### About this exercise:
Transcribe every record without leaving anything out or changing a word.

### Recorded information:
==========
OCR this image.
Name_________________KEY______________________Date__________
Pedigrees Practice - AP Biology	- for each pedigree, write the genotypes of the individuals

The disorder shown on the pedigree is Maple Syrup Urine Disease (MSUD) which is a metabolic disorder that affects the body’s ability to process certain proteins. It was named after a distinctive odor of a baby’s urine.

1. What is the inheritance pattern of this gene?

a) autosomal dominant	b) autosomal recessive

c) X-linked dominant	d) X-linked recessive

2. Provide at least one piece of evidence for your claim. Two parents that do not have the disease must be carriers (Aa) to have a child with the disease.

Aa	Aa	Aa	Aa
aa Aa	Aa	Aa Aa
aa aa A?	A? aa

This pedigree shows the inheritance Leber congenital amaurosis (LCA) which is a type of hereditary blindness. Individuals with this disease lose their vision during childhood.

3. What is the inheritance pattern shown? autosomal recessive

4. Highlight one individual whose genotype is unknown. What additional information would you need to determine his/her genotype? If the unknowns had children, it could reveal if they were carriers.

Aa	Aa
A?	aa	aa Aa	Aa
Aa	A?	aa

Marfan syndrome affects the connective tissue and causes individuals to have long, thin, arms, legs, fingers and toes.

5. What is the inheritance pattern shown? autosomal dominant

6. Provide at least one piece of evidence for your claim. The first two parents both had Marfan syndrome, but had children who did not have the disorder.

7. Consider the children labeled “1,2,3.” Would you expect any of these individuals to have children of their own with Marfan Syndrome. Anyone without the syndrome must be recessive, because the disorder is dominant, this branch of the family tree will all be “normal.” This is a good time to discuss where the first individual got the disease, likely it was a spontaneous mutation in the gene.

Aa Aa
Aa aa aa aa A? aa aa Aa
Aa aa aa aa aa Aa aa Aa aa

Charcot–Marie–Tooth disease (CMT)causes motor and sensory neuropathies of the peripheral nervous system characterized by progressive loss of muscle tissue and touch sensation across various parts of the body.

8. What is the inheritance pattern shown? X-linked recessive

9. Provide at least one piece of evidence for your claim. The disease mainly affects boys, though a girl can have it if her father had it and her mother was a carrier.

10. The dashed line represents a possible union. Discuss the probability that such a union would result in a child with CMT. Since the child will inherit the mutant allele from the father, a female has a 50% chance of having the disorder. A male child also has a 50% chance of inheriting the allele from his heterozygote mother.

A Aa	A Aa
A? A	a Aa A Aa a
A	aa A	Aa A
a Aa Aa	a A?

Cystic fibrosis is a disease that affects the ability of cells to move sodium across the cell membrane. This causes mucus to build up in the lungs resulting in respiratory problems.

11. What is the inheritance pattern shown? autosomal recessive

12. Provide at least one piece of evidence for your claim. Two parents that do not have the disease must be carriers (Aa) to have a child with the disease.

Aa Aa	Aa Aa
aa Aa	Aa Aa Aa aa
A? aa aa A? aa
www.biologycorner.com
==========
### Reply to the exercise:
OCR this image.
Name_________________KEY______________________Date__________
Pedigrees Practice - AP Biology	- for each pedigree, write the genotypes of the individuals

The disorder shown on the pedigree is Maple Syrup Urine Disease (MSUD) which is a metabolic disorder that affects the body’s ability to process certain proteins. It was named after a distinctive odor of a baby’s urine.

1. What is the inheritance pattern of this gene?

a) autosomal dominant	b) autosomal recessive

c) X-linked dominant	d) X-linked recessive

2. Provide at least one piece of evidence for your claim. Two parents that do not have the disease must be carriers (Aa) to have a child with the disease.

Aa	Aa	Aa	Aa
aa Aa	Aa	Aa Aa
aa aa A?	A? aa

This pedigree shows the inheritance Leber congenital amaurosis (LCA) which is a type of hereditary blindness. Individuals with this disease lose their vision during childhood.

3. What is the inheritance pattern shown? autosomal recessive

4. Highlight one individual whose genotype is unknown. What additional information would you need to determine his/her genotype? If the unknowns had children, it could reveal if they were carriers.

Aa	Aa
A?	aa	aa Aa	Aa
Aa	A?	aa

Marfan syndrome affects the connective tissue and causes individuals to have long, thin, arms, legs, fingers and toes.

5. What is the inheritance pattern shown? autosomal dominant

6. Provide at least one piece of evidence for your claim. The first two parents both had Marfan syndrome, but had children who did not have the disorder.

7. Consider the children labeled “1,2,3.” Would you expect any of these individuals to have children of their own with Marfan Syndrome. Anyone without the syndrome must be recessive, because the disorder is dominant, this branch of the family tree will all be “normal.” This is a good time to discuss where the first individual got the disease, likely it was a spontaneous mutation in the gene.

Aa Aa
Aa aa aa aa A? aa aa Aa
Aa aa aa aa aa Aa aa Aa aa

Charcot–Marie–Tooth disease (CMT)causes motor and sensory neuropathies of the peripheral nervous system characterized by progressive loss of muscle tissue and touch sensation across various parts of the body.

8. What is the inheritance pattern shown? X-linked recessive

9. Provide at least one piece of evidence for your claim. The disease mainly affects boys, though a girl can have it if her father had it and her mother was a carrier.

10. The dashed line represents a possible union. Discuss the probability that such a union would result in a child with CMT. Since the child will inherit the mutant allele from the father, a female has a 50% chance of having the disorder. A male child also has a 50% chance of inheriting the allele from his heterozygote mother.

A Aa	A Aa
A? A	a Aa A Aa a
A	aa A	Aa A
a Aa Aa	a A?

Cystic fibrosis is a disease that affects the ability of cells to move sodium across the cell membrane. This causes mucus to build up in the lungs resulting in respiratory problems.

11. What is the inheritance pattern shown? autosomal recessive

12. Provide at least one piece of evidence for your claim. Two parents that do not have the disease must be carriers (Aa) to have a child with the disease.

Aa Aa	Aa Aa
aa Aa	Aa Aa Aa aa
A? aa aa A? aa
www.biologycorner.com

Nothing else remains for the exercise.